- **PROVIDED ENTRIES**:

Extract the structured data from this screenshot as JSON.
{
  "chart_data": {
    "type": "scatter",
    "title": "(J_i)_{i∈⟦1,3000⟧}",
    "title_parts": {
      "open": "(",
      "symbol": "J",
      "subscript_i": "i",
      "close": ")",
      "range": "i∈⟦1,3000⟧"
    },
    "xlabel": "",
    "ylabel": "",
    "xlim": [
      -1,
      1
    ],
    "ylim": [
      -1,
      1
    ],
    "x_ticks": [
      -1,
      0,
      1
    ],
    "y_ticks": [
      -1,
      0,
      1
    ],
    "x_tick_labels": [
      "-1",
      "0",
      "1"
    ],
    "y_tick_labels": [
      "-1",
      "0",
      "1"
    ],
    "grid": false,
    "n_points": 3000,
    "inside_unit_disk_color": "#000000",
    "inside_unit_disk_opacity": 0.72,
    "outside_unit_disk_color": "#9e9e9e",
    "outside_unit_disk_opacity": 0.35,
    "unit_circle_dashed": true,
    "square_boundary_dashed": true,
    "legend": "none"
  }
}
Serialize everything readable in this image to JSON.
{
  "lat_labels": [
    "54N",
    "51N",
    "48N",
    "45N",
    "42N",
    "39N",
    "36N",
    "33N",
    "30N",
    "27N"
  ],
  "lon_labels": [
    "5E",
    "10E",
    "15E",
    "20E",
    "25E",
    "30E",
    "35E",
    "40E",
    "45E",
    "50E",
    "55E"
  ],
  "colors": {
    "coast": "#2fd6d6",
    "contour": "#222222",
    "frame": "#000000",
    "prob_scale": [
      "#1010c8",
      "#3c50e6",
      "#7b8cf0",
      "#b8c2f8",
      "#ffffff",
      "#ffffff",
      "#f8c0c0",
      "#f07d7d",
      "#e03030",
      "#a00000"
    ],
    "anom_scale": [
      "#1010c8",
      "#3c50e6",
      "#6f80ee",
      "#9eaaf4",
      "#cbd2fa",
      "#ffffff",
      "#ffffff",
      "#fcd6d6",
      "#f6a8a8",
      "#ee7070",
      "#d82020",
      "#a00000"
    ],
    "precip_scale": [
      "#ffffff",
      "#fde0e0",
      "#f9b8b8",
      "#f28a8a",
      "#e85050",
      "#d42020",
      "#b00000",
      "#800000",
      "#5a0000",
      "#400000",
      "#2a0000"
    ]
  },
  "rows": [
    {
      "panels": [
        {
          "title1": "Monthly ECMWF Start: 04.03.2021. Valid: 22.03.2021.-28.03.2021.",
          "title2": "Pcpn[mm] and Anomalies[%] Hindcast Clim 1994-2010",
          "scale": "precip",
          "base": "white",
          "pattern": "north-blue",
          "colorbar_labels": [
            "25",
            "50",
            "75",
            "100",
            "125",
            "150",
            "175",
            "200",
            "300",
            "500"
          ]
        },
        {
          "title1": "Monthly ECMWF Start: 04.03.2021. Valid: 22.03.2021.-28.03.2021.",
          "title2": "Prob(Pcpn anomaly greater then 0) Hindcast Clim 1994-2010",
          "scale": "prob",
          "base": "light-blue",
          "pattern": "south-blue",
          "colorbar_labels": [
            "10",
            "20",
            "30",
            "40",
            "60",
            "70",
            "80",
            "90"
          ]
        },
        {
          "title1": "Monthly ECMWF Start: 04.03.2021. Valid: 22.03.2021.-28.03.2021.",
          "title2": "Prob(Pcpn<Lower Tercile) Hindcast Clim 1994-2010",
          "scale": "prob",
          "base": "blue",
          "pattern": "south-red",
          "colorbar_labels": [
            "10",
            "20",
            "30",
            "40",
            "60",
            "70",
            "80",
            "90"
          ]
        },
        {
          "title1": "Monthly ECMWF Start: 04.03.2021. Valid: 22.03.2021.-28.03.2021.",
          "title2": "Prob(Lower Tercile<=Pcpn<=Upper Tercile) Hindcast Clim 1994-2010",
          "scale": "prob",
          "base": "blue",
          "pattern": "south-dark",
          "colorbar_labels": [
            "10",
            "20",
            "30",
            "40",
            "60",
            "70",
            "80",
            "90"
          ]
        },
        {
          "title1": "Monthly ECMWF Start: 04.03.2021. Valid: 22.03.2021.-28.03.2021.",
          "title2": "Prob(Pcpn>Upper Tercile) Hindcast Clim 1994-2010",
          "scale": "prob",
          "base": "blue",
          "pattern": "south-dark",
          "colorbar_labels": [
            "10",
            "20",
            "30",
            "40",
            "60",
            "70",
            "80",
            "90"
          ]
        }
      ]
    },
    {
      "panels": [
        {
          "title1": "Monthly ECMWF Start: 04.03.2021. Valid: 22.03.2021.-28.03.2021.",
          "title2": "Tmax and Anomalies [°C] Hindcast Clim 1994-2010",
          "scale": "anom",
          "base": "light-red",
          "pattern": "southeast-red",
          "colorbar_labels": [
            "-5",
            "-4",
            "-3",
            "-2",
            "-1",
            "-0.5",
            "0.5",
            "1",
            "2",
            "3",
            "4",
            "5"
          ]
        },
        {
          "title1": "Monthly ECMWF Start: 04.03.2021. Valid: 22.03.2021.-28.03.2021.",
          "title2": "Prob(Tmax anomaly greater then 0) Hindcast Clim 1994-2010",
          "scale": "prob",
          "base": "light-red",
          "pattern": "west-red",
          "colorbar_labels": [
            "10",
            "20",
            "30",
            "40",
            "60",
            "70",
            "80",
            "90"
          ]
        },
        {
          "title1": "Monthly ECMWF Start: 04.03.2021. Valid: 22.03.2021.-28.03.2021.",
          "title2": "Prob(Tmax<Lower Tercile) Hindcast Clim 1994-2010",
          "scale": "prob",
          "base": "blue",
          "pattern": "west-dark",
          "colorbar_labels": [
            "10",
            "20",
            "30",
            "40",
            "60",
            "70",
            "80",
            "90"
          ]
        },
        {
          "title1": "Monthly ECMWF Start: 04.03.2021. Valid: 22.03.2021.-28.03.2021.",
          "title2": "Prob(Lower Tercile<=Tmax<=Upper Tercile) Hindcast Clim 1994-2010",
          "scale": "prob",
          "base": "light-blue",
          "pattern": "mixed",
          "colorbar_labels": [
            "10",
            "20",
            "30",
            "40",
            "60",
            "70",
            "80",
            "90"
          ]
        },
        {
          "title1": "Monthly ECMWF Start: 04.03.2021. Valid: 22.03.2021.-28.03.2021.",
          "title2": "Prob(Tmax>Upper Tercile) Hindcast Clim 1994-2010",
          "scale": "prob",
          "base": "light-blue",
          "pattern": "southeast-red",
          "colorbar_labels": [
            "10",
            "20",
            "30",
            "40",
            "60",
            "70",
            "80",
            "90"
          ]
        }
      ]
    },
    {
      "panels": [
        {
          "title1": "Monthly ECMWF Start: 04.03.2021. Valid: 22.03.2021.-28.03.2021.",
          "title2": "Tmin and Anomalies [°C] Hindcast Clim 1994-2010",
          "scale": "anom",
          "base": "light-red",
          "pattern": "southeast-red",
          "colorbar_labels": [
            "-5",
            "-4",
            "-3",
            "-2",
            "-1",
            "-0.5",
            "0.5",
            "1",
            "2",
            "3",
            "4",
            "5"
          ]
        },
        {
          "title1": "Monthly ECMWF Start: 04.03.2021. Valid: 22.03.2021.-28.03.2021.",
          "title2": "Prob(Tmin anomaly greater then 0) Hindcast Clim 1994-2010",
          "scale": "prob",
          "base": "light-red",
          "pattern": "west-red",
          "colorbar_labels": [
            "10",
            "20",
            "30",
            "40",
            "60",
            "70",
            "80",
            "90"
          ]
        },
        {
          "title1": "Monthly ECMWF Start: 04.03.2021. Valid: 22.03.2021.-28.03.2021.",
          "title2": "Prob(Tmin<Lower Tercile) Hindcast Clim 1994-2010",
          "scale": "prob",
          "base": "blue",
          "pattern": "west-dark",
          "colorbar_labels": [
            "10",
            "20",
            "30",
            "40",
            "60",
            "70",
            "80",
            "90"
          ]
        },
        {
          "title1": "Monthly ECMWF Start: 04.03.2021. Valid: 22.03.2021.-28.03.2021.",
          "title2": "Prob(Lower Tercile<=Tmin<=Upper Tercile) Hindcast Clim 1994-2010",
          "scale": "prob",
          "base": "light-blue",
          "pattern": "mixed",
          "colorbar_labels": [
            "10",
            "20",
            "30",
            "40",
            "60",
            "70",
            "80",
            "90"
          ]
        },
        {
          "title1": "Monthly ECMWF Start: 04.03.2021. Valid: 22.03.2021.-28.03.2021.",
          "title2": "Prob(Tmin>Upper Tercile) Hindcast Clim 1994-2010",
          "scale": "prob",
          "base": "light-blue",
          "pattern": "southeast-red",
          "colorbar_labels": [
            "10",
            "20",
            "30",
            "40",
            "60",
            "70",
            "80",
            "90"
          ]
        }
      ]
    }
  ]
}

- **TASK REQUIREMENTS**:
Track down all lines above with the string "JSON" and copy them.

- **FINISHED EXERCISE**:
Extract the structured data from this screenshot as JSON.
Serialize everything readable in this image to JSON.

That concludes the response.